_EXTRACTED RECORDS_:
## BEGIN

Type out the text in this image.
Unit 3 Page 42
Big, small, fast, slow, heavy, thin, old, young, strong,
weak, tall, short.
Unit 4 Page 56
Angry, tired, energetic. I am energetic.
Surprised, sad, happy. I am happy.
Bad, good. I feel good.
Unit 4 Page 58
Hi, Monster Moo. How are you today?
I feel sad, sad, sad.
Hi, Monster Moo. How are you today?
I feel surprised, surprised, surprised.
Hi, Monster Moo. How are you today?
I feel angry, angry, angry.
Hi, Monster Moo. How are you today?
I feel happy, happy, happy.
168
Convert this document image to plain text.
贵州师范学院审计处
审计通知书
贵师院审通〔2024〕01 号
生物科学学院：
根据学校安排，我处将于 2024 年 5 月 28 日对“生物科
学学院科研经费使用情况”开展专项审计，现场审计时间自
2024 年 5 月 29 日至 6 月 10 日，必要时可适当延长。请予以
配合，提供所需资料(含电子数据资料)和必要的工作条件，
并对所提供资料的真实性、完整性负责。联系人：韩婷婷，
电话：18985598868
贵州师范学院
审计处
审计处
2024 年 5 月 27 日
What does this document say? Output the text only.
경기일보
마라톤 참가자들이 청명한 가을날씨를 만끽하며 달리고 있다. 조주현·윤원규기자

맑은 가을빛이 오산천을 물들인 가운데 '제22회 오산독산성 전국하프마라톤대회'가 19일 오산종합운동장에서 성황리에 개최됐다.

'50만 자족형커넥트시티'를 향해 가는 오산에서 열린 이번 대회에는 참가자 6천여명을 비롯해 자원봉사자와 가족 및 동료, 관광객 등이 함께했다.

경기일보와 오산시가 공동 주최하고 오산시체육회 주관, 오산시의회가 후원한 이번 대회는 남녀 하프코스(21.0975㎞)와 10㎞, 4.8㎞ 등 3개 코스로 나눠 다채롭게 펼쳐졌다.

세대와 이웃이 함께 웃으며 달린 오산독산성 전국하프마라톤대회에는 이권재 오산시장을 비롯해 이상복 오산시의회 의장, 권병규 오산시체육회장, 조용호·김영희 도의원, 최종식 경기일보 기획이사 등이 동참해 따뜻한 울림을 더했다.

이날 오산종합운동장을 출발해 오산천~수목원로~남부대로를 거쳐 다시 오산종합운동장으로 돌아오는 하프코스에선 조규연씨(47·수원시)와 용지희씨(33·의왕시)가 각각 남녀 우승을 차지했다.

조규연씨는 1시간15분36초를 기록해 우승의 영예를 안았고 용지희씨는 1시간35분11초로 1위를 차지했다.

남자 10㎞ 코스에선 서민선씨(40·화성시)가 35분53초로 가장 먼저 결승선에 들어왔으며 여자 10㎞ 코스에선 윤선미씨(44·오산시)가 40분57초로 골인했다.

## END

Determine how many lines in the listing above hold the string "happy", then write only the number.

2